### REQUIREMENT
Check every line of the entries that follow, and copy the ones containing "швом".

### MATERIALS PROVIDED
☆ ☆ ☆ ☆ ☆

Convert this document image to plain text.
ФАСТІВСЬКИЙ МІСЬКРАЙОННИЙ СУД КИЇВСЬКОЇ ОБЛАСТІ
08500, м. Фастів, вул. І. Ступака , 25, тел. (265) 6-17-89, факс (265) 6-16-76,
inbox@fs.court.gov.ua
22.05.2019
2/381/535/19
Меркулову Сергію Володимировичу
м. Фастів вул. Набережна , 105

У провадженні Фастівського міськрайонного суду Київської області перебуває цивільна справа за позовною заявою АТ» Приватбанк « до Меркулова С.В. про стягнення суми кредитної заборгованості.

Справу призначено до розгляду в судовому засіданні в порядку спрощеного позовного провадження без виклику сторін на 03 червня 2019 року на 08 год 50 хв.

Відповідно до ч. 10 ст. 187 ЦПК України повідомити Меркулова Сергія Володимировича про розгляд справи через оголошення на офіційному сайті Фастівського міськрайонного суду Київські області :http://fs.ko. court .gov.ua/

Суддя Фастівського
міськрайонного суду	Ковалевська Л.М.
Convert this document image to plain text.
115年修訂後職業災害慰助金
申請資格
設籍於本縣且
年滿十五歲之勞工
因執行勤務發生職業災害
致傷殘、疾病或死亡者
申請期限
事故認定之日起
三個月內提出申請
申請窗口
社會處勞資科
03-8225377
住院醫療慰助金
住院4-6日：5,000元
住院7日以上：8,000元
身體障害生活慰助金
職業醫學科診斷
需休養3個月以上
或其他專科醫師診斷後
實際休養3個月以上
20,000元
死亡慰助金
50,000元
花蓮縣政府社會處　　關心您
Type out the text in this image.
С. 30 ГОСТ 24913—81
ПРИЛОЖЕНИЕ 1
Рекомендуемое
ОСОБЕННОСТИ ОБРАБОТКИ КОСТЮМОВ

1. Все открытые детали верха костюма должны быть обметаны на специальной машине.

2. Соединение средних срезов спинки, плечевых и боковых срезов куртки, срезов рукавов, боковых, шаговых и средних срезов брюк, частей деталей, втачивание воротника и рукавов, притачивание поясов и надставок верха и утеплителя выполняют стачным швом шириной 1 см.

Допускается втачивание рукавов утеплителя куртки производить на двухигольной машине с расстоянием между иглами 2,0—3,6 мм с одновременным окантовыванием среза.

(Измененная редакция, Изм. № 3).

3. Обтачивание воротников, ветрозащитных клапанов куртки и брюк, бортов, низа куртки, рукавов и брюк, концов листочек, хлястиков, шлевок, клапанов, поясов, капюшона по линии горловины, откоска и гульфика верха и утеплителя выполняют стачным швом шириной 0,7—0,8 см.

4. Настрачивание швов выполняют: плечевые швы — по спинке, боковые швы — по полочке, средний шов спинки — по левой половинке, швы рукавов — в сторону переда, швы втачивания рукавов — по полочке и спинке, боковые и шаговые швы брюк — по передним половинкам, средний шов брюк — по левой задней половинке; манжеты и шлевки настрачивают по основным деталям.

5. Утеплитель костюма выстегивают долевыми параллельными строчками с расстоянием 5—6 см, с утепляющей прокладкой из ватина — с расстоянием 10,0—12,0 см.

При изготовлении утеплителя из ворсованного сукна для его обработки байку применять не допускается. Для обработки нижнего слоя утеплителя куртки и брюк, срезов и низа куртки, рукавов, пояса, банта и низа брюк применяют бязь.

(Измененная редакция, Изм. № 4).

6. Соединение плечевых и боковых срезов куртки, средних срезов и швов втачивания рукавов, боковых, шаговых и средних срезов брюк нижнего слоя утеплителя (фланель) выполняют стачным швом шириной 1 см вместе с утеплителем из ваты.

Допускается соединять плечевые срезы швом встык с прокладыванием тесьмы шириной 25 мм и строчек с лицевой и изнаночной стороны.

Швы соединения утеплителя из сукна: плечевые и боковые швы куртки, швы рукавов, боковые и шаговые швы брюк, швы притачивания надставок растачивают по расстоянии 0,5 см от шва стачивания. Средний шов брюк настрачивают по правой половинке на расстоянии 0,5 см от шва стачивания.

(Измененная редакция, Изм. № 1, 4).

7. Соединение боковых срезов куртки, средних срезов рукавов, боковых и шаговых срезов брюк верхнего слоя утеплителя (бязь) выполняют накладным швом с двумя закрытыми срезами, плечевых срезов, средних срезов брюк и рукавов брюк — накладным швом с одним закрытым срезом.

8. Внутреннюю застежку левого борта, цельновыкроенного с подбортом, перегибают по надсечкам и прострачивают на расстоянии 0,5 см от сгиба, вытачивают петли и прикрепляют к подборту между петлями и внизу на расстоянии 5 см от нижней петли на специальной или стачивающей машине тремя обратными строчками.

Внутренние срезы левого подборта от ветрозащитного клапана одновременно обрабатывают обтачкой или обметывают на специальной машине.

☆ ☆ ☆ ☆ ☆

### EXERCISE OUTPUT
2. Соединение средних срезов спинки, плечевых и боковых срезов куртки, срезов рукавов, боковых, шаговых и средних срезов брюк, частей деталей, втачивание воротника и рукавов, притачивание поясов и надставок верха и утеплителя выполняют стачным швом шириной 1 см.
3. Обтачивание воротников, ветрозащитных клапанов куртки и брюк, бортов, низа куртки, рукавов и брюк, концов листочек, хлястиков, шлевок, клапанов, поясов, капюшона по линии горловины, откоска и гульфика верха и утеплителя выполняют стачным швом шириной 0,7—0,8 см.
6. Соединение плечевых и боковых срезов куртки, средних срезов и швов втачивания рукавов, боковых, шаговых и средних срезов брюк нижнего слоя утеплителя (фланель) выполняют стачным швом шириной 1 см вместе с утеплителем из ваты.
Допускается соединять плечевые срезы швом встык с прокладыванием тесьмы шириной 25 мм и строчек с лицевой и изнаночной стороны.
7. Соединение боковых срезов куртки, средних срезов рукавов, боковых и шаговых срезов брюк верхнего слоя утеплителя (бязь) выполняют накладным швом с двумя закрытыми срезами, плечевых срезов, средних срезов брюк и рукавов брюк — накладным швом с одним закрытым срезом.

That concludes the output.